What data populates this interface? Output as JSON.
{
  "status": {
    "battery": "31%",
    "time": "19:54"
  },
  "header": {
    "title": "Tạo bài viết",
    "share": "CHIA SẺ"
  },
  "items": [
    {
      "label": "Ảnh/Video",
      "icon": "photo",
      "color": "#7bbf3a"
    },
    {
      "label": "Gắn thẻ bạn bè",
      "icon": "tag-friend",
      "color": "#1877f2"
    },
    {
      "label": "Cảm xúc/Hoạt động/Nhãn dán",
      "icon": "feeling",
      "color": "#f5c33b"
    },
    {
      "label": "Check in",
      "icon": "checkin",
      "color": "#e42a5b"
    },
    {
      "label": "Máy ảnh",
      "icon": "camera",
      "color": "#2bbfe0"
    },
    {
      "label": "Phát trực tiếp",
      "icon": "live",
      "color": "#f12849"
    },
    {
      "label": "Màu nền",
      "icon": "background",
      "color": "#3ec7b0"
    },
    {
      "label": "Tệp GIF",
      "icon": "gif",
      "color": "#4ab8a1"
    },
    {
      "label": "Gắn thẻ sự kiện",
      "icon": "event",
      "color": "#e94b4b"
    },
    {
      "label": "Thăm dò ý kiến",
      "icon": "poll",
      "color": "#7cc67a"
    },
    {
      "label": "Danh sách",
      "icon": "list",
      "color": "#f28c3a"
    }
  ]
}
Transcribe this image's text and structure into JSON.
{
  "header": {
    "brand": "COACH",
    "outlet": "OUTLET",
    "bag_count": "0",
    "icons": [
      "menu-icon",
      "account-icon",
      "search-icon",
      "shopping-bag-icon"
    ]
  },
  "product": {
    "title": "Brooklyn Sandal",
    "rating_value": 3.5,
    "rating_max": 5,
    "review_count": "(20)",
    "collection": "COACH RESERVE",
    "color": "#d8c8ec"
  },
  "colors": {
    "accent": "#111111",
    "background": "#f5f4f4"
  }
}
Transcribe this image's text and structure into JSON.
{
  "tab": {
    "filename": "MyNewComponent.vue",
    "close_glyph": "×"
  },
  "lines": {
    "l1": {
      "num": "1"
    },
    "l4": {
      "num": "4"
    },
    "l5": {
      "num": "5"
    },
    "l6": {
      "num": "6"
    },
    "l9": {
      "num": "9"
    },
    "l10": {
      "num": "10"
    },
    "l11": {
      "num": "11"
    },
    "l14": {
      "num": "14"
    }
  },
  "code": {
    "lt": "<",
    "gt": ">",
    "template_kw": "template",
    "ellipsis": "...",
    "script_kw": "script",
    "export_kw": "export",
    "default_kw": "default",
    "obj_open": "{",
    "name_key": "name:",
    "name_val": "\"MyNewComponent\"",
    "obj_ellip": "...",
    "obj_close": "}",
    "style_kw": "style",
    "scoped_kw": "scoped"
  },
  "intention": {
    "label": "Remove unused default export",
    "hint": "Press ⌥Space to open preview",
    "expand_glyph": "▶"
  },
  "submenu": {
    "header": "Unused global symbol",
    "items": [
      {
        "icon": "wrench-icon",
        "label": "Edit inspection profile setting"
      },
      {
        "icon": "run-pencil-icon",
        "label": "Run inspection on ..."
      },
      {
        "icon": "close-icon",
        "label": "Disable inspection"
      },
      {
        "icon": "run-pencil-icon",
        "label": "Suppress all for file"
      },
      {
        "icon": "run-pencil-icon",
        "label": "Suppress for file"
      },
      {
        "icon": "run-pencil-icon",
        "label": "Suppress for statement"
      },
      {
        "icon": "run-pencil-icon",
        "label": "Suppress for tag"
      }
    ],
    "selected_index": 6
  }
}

**Problem description:** Print all the data exactly.

**Response:**
What data populates this interface? Output as JSON.
{
  "status": {
    "battery": "31%",
    "time": "19:54"
  },
  "header": {
    "title": "Tạo bài viết",
    "share": "CHIA SẺ"
  },
  "items": [
    {
      "label": "Ảnh/Video",
      "icon": "photo",
      "color": "#7bbf3a"
    },
    {
      "label": "Gắn thẻ bạn bè",
      "icon": "tag-friend",
      "color": "#1877f2"
    },
    {
      "label": "Cảm xúc/Hoạt động/Nhãn dán",
      "icon": "feeling",
      "color": "#f5c33b"
    },
    {
      "label": "Check in",
      "icon": "checkin",
      "color": "#e42a5b"
    },
    {
      "label": "Máy ảnh",
      "icon": "camera",
      "color": "#2bbfe0"
    },
    {
      "label": "Phát trực tiếp",
      "icon": "live",
      "color": "#f12849"
    },
    {
      "label": "Màu nền",
      "icon": "background",
      "color": "#3ec7b0"
    },
    {
      "label": "Tệp GIF",
      "icon": "gif",
      "color": "#4ab8a1"
    },
    {
      "label": "Gắn thẻ sự kiện",
      "icon": "event",
      "color": "#e94b4b"
    },
    {
      "label": "Thăm dò ý kiến",
      "icon": "poll",
      "color": "#7cc67a"
    },
    {
      "label": "Danh sách",
      "icon": "list",
      "color": "#f28c3a"
    }
  ]
}
Transcribe this image's text and structure into JSON.
{
  "header": {
    "brand": "COACH",
    "outlet": "OUTLET",
    "bag_count": "0",
    "icons": [
      "menu-icon",
      "account-icon",
      "search-icon",
      "shopping-bag-icon"
    ]
  },
  "product": {
    "title": "Brooklyn Sandal",
    "rating_value": 3.5,
    "rating_max": 5,
    "review_count": "(20)",
    "collection": "COACH RESERVE",
    "color": "#d8c8ec"
  },
  "colors": {
    "accent": "#111111",
    "background": "#f5f4f4"
  }
}
Transcribe this image's text and structure into JSON.
{
  "tab": {
    "filename": "MyNewComponent.vue",
    "close_glyph": "×"
  },
  "lines": {
    "l1": {
      "num": "1"
    },
    "l4": {
      "num": "4"
    },
    "l5": {
      "num": "5"
    },
    "l6": {
      "num": "6"
    },
    "l9": {
      "num": "9"
    },
    "l10": {
      "num": "10"
    },
    "l11": {
      "num": "11"
    },
    "l14": {
      "num": "14"
    }
  },
  "code": {
    "lt": "<",
    "gt": ">",
    "template_kw": "template",
    "ellipsis": "...",
    "script_kw": "script",
    "export_kw": "export",
    "default_kw": "default",
    "obj_open": "{",
    "name_key": "name:",
    "name_val": "\"MyNewComponent\"",
    "obj_ellip": "...",
    "obj_close": "}",
    "style_kw": "style",
    "scoped_kw": "scoped"
  },
  "intention": {
    "label": "Remove unused default export",
    "hint": "Press ⌥Space to open preview",
    "expand_glyph": "▶"
  },
  "submenu": {
    "header": "Unused global symbol",
    "items": [
      {
        "icon": "wrench-icon",
        "label": "Edit inspection profile setting"
      },
      {
        "icon": "run-pencil-icon",
        "label": "Run inspection on ..."
      },
      {
        "icon": "close-icon",
        "label": "Disable inspection"
      },
      {
        "icon": "run-pencil-icon",
        "label": "Suppress all for file"
      },
      {
        "icon": "run-pencil-icon",
        "label": "Suppress for file"
      },
      {
        "icon": "run-pencil-icon",
        "label": "Suppress for statement"
      },
      {
        "icon": "run-pencil-icon",
        "label": "Suppress for tag"
      }
    ],
    "selected_index": 6
  }
}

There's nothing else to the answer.